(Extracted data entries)
----------

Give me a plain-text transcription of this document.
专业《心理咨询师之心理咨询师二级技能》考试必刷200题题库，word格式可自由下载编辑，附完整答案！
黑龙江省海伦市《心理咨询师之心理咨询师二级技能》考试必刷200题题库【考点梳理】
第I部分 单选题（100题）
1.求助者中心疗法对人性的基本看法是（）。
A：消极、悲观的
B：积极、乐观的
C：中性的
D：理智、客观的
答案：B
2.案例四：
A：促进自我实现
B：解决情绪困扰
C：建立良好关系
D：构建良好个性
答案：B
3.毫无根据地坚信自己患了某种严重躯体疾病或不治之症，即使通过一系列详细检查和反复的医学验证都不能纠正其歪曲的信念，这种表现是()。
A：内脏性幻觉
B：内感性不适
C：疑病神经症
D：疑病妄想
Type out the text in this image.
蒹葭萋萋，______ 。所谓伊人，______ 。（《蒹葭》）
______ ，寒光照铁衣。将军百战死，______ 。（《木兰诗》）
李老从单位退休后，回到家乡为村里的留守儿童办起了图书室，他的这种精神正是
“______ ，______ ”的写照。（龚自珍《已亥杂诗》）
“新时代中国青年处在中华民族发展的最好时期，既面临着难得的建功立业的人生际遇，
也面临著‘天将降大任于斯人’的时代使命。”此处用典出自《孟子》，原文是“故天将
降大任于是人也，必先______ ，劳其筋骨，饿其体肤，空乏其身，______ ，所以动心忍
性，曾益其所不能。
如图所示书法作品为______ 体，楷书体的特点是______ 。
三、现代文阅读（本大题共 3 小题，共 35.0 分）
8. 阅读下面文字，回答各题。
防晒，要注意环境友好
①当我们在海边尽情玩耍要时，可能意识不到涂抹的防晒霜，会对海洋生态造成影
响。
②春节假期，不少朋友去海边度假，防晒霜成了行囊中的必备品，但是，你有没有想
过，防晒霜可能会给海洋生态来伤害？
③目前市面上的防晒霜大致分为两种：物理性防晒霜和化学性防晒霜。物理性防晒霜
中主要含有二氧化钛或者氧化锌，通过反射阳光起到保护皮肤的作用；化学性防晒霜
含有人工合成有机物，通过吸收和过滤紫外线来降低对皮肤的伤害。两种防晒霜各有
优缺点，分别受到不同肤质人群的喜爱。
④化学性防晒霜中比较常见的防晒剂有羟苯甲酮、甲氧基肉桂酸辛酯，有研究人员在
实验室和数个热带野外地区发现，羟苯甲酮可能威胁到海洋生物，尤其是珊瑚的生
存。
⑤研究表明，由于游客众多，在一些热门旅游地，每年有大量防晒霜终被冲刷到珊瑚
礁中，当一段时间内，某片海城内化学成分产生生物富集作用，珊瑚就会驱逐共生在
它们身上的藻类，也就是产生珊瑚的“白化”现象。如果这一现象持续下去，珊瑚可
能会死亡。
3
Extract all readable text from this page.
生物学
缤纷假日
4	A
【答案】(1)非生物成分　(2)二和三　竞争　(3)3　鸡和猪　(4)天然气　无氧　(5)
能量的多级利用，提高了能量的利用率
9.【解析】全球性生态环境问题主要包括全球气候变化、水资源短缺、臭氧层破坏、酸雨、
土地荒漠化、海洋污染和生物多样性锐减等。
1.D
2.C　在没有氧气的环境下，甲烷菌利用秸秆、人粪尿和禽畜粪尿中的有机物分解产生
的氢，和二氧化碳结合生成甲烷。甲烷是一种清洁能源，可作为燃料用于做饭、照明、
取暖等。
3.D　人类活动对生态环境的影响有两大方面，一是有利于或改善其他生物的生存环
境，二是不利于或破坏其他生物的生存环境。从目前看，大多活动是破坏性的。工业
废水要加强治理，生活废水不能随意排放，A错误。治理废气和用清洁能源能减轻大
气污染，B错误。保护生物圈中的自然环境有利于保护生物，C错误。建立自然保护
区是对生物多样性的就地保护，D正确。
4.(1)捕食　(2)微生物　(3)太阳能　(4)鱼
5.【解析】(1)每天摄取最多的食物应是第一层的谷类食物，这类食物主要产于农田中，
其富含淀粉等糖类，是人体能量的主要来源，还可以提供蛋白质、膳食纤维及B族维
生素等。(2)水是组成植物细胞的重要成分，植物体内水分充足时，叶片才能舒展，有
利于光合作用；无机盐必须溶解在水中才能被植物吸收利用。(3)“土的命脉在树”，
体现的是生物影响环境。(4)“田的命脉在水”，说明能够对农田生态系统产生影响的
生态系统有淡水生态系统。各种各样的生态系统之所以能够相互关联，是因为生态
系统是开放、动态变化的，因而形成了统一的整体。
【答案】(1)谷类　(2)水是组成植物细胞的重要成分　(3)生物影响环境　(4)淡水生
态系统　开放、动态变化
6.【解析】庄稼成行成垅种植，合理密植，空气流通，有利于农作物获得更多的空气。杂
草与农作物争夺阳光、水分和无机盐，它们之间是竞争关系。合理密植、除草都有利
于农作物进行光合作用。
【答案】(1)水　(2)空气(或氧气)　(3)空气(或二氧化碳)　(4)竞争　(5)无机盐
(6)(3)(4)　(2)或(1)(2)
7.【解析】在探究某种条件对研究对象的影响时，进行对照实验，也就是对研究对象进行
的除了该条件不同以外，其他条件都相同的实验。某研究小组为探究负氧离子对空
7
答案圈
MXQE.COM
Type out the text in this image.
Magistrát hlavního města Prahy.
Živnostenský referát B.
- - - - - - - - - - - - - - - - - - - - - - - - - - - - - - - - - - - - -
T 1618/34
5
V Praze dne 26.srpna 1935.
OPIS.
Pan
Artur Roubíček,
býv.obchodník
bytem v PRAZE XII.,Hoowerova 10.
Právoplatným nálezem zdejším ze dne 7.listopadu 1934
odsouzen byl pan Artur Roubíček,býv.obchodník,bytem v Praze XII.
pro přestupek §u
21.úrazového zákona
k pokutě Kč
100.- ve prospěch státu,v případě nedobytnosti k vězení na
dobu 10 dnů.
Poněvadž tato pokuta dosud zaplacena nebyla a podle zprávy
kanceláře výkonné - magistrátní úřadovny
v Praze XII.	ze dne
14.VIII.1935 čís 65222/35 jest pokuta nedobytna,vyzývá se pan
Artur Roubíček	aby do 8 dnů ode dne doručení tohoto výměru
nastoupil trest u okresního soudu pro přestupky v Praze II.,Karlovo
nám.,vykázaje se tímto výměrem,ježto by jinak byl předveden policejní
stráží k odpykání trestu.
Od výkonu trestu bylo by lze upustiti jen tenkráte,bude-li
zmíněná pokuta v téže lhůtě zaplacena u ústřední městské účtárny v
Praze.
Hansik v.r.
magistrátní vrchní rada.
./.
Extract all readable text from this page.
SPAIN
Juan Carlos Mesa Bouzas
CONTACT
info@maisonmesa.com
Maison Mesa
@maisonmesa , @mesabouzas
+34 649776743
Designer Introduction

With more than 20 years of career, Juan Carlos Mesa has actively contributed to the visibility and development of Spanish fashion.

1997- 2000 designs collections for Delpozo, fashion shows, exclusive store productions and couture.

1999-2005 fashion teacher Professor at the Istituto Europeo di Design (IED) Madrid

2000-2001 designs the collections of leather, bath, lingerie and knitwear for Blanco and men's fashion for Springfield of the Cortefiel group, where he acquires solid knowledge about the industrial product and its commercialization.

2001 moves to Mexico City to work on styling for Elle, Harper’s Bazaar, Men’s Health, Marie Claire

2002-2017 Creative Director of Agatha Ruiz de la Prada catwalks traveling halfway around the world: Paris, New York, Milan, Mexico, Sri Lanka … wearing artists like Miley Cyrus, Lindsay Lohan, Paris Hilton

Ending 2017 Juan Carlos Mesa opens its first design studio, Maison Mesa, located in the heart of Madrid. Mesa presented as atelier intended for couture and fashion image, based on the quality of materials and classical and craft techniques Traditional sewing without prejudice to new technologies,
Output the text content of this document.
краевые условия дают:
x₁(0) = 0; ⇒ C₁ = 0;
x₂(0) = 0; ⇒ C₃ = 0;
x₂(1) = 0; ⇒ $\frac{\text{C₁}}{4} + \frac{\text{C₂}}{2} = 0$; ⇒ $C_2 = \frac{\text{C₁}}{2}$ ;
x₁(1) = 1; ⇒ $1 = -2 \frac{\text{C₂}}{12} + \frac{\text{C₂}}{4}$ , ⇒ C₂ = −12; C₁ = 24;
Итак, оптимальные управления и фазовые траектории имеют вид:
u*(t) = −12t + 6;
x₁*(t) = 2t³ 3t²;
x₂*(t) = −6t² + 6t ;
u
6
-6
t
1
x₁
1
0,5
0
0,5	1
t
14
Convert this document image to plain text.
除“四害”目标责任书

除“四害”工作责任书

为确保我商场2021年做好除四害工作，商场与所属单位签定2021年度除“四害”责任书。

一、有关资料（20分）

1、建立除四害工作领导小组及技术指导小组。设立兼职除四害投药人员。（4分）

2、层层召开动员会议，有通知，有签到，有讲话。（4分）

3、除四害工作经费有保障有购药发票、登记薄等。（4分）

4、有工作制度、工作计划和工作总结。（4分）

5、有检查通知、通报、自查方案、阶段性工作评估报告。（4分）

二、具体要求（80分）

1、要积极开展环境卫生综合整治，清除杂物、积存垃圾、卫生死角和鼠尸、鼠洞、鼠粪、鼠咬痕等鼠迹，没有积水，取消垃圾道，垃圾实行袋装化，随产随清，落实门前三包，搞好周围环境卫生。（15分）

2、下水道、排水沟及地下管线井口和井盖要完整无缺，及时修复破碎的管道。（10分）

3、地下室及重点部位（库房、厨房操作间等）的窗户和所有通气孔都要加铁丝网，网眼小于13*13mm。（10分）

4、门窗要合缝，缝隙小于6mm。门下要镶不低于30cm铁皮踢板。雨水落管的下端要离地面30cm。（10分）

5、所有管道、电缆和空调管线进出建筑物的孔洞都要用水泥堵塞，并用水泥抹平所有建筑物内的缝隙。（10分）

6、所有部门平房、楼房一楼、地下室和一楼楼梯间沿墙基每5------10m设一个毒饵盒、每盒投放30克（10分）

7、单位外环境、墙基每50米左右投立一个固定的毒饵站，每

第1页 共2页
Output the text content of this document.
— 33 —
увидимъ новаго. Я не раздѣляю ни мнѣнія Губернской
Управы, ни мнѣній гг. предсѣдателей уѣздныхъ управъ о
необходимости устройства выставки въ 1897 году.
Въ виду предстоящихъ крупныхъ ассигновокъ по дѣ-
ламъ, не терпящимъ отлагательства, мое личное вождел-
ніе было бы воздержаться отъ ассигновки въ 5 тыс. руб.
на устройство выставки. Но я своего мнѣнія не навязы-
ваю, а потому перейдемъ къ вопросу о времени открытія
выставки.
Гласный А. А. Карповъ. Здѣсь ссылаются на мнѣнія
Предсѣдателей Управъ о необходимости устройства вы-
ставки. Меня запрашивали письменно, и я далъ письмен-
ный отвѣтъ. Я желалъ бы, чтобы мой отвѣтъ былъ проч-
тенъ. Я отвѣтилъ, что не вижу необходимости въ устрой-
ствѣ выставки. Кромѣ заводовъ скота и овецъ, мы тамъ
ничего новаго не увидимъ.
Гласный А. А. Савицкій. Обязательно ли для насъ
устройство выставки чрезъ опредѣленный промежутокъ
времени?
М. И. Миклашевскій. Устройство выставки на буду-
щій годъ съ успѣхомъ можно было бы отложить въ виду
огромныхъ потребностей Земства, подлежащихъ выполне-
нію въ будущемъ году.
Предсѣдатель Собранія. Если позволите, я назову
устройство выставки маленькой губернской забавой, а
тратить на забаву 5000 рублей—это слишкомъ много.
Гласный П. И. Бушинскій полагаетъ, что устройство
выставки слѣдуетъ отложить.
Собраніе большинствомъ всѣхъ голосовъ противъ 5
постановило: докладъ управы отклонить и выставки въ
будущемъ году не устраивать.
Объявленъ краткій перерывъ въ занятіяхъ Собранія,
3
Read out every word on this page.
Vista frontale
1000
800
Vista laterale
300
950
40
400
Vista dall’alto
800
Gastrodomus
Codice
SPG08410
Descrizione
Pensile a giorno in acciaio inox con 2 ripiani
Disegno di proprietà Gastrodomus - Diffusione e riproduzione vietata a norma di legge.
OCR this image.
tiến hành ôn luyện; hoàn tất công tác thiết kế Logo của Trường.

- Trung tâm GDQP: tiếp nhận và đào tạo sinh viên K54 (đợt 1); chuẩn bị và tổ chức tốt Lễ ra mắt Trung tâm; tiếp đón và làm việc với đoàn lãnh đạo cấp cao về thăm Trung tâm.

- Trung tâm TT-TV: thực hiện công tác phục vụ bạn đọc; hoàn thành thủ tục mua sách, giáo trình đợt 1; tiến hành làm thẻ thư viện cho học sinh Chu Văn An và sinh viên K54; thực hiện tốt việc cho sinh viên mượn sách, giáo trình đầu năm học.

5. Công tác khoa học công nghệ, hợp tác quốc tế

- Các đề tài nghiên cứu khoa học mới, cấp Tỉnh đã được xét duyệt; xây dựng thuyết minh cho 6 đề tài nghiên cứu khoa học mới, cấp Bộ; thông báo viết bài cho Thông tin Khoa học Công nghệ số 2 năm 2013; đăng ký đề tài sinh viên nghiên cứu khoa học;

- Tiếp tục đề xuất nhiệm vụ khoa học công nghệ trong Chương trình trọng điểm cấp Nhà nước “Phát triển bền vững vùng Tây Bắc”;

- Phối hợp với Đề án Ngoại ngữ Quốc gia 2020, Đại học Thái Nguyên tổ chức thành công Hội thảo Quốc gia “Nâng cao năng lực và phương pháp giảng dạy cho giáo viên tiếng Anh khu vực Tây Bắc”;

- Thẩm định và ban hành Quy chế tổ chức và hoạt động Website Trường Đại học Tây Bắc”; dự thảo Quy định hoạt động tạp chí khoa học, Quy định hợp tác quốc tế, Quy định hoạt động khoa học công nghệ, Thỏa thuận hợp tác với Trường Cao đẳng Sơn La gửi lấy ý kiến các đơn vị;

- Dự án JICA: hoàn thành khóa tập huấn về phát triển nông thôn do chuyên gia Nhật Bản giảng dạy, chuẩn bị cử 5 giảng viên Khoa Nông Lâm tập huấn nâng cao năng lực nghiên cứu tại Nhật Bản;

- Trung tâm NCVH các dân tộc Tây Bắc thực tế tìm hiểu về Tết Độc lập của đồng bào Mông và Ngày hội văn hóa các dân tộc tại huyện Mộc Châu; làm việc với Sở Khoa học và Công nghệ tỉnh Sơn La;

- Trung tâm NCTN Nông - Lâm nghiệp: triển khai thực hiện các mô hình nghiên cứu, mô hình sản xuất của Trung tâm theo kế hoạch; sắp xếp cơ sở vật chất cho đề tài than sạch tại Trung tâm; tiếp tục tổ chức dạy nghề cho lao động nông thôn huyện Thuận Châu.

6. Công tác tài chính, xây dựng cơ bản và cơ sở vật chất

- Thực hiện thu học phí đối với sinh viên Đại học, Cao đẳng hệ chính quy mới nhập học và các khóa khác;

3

----------

◆ **SET TASK**: Which lines of the material contain the string "мнѣнія"? List each of them.

◆ **ANSWER FOR THE TASK**:
увидимъ новаго. Я не раздѣляю ни мнѣнія Губернской
на устройство выставки. Но я своего мнѣнія не навязы-
Гласный А. А. Карповъ. Здѣсь ссылаются на мнѣнія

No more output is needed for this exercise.